WHAT YOU HAVE TO DO> Below are the records. Reproduce exactly the lines from the one containing "Read all visible content and emit it as JSON." through the final line, and omit any pictures.

--- Start DATA LISTING ---

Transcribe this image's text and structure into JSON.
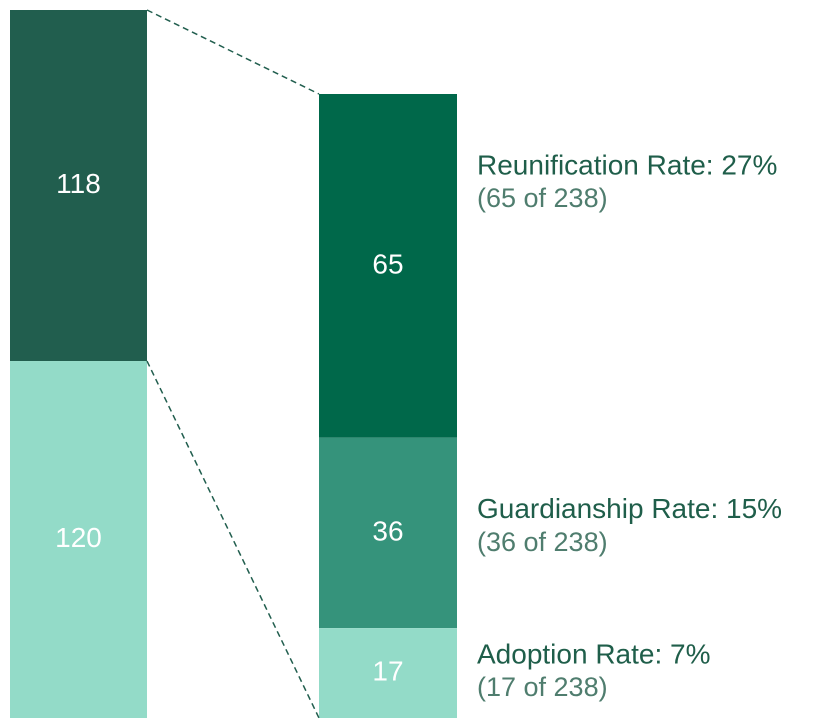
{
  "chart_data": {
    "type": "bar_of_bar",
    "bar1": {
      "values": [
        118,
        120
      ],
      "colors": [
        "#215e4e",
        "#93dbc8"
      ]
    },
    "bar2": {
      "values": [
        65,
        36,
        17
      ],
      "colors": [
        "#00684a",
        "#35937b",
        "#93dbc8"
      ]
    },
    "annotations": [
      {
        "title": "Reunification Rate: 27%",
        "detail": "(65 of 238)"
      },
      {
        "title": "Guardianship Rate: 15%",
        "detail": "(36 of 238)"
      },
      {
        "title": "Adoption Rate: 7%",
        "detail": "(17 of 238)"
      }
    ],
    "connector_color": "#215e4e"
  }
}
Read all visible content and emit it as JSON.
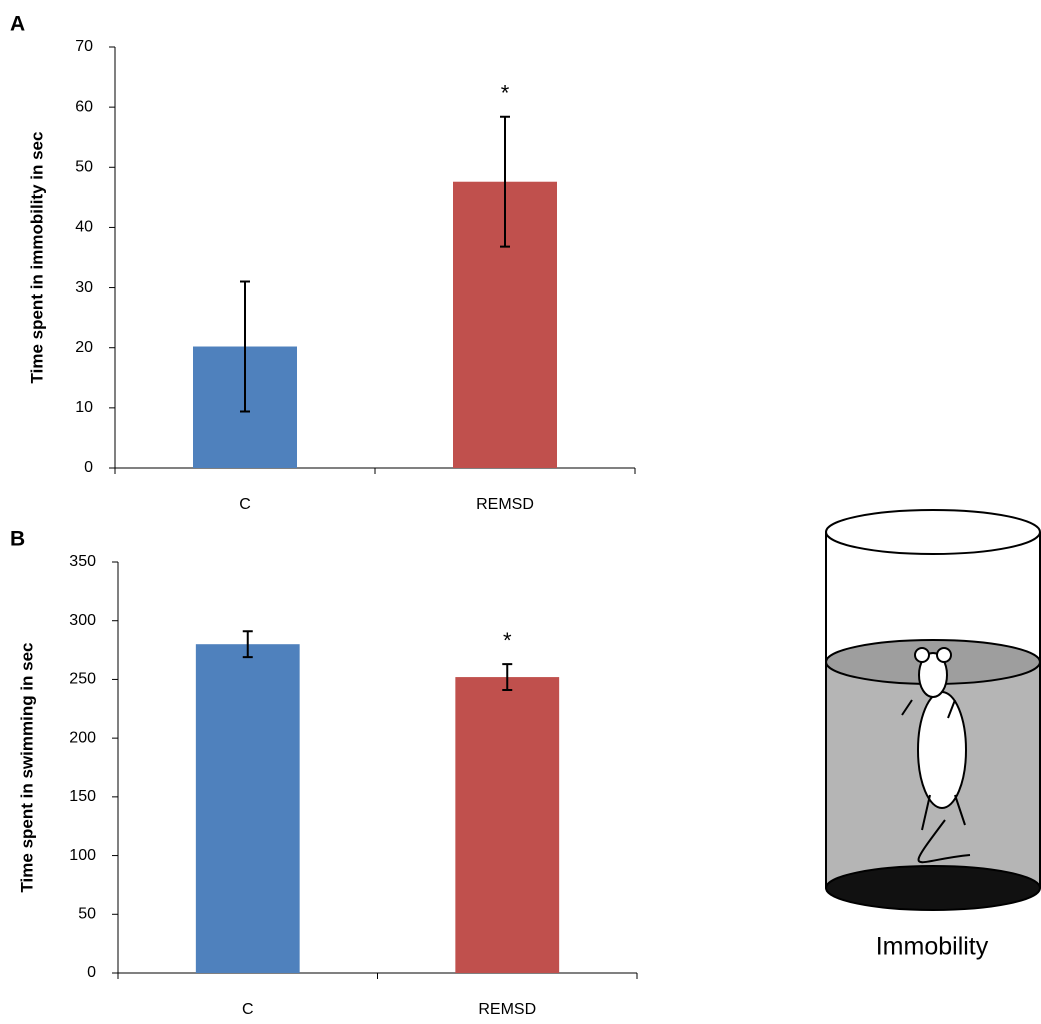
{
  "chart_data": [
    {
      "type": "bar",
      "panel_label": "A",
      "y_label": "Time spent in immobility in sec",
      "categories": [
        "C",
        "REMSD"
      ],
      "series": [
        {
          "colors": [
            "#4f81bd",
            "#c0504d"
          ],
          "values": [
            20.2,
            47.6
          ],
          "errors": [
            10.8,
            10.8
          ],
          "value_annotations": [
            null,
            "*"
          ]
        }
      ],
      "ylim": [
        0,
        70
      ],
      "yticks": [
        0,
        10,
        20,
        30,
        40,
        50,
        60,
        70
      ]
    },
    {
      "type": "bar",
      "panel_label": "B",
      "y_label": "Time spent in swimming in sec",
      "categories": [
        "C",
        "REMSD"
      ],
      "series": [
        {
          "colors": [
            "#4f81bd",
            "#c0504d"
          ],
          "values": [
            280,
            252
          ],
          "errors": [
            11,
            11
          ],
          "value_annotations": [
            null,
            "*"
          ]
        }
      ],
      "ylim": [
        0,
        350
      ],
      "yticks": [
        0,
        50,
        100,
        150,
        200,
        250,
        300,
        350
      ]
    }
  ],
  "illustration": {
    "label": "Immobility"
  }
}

--- End DATA LISTING ---

THE REPLY>
Read all visible content and emit it as JSON.
{
  "chart_data": [
    {
      "type": "bar",
      "panel_label": "A",
      "y_label": "Time spent in immobility in sec",
      "categories": [
        "C",
        "REMSD"
      ],
      "series": [
        {
          "colors": [
            "#4f81bd",
            "#c0504d"
          ],
          "values": [
            20.2,
            47.6
          ],
          "errors": [
            10.8,
            10.8
          ],
          "value_annotations": [
            null,
            "*"
          ]
        }
      ],
      "ylim": [
        0,
        70
      ],
      "yticks": [
        0,
        10,
        20,
        30,
        40,
        50,
        60,
        70
      ]
    },
    {
      "type": "bar",
      "panel_label": "B",
      "y_label": "Time spent in swimming in sec",
      "categories": [
        "C",
        "REMSD"
      ],
      "series": [
        {
          "colors": [
            "#4f81bd",
            "#c0504d"
          ],
          "values": [
            280,
            252
          ],
          "errors": [
            11,
            11
          ],
          "value_annotations": [
            null,
            "*"
          ]
        }
      ],
      "ylim": [
        0,
        350
      ],
      "yticks": [
        0,
        50,
        100,
        150,
        200,
        250,
        300,
        350
      ]
    }
  ],
  "illustration": {
    "label": "Immobility"
  }
}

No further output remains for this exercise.